* **EXTRACTED INFORMATION**:
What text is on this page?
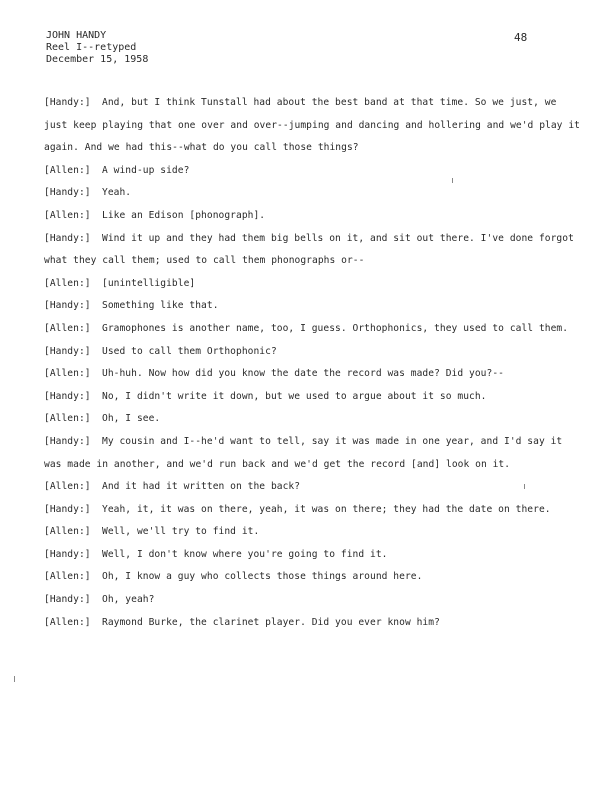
JOHN HANDY
Reel I--retyped
December 15, 1958
48
[Handy:] And, but I think Tunstall had about the best band at that time. So we just, we just keep playing that one over and over--jumping and dancing and hollering and we'd play it again. And we had this--what do you call those things?
[Allen:] A wind-up side?
[Handy:] Yeah.
[Allen:] Like an Edison [phonograph].
[Handy:] Wind it up and they had them big bells on it, and sit out there. I've done forgot what they call them; used to call them phonographs or--
[Allen:] [unintelligible]
[Handy:] Something like that.
[Allen:] Gramophones is another name, too, I guess. Orthophonics, they used to call them.
[Handy:] Used to call them Orthophonic?
[Allen:] Uh-huh. Now how did you know the date the record was made? Did you?--
[Handy:] No, I didn't write it down, but we used to argue about it so much.
[Allen:] Oh, I see.
[Handy:] My cousin and I--he'd want to tell, say it was made in one year, and I'd say it was made in another, and we'd run back and we'd get the record [and] look on it.
[Allen:] And it had it written on the back?
[Handy:] Yeah, it, it was on there, yeah, it was on there; they had the date on there.
[Allen:] Well, we'll try to find it.
[Handy:] Well, I don't know where you're going to find it.
[Allen:] Oh, I know a guy who collects those things around here.
[Handy:] Oh, yeah?
[Allen:] Raymond Burke, the clarinet player. Did you ever know him?
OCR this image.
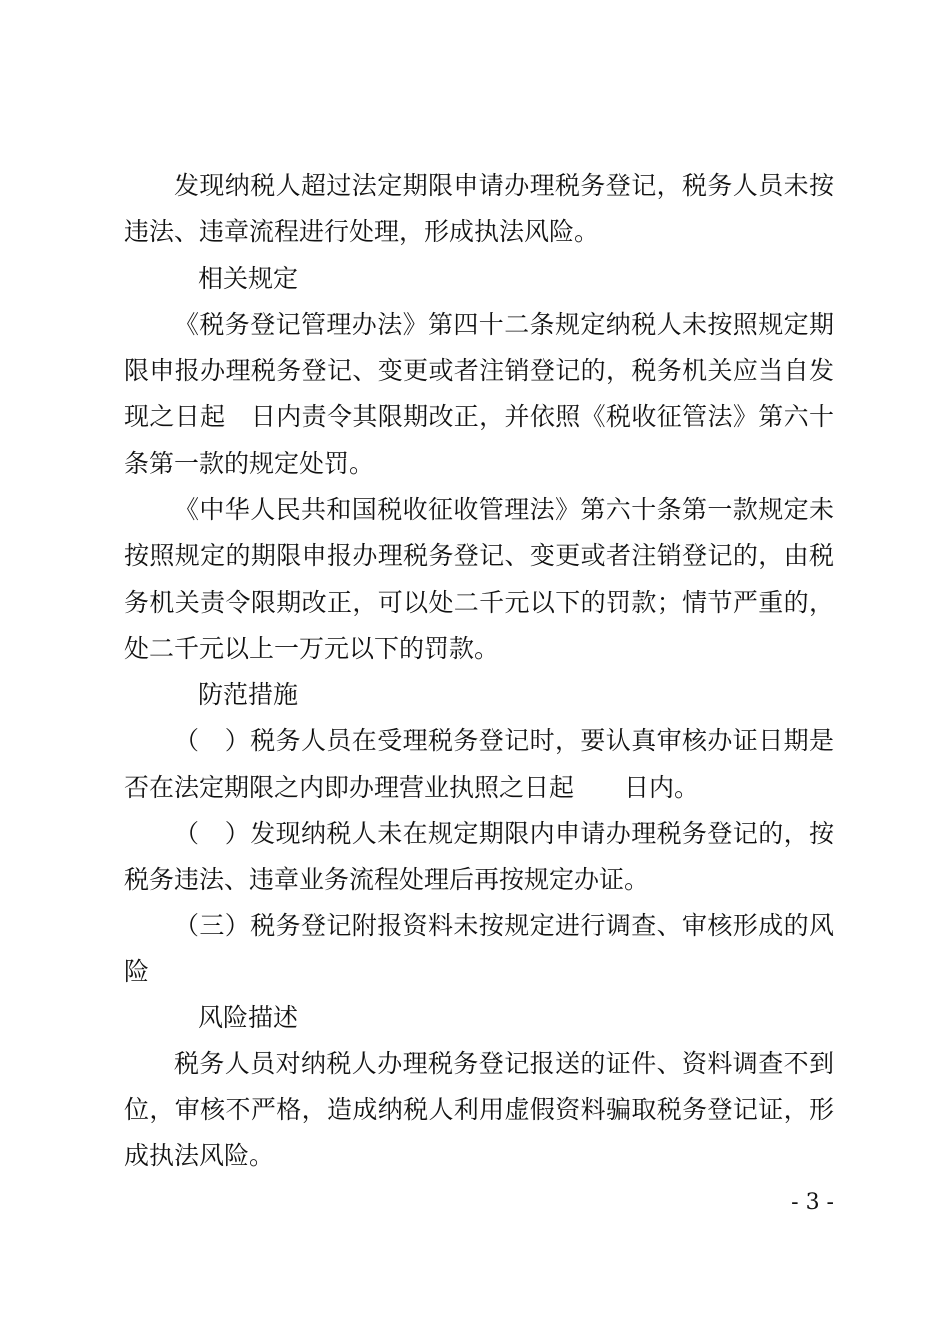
发现纳税人超过法定期限申请办理税务登记，税务人员未按
违法、违章流程进行处理，形成执法风险。
相关规定
《税务登记管理办法》第四十二条规定纳税人未按照规定期
限申报办理税务登记、变更或者注销登记的，税务机关应当自发
现之日起　日内责令其限期改正，并依照《税收征管法》第六十
条第一款的规定处罚。
《中华人民共和国税收征收管理法》第六十条第一款规定未
按照规定的期限申报办理税务登记、变更或者注销登记的，由税
务机关责令限期改正，可以处二千元以下的罚款；情节严重的，
处二千元以上一万元以下的罚款。
防范措施
（　）税务人员在受理税务登记时，要认真审核办证日期是
否在法定期限之内即办理营业执照之日起　　日内。
（　）发现纳税人未在规定期限内申请办理税务登记的，按
税务违法、违章业务流程处理后再按规定办证。
（三）税务登记附报资料未按规定进行调查、审核形成的风
险
风险描述
税务人员对纳税人办理税务登记报送的证件、资料调查不到
位，审核不严格，造成纳税人利用虚假资料骗取税务登记证，形
成执法风险。
- 3 -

* **GIVEN TASK**: Whenever "back" turns up in a line, pick that line out.

* **WRITTEN REPLY**:
[Handy:] My cousin and I--he'd want to tell, say it was made in one year, and I'd say it was made in another, and we'd run back and we'd get the record [and] look on it.
[Allen:] And it had it written on the back?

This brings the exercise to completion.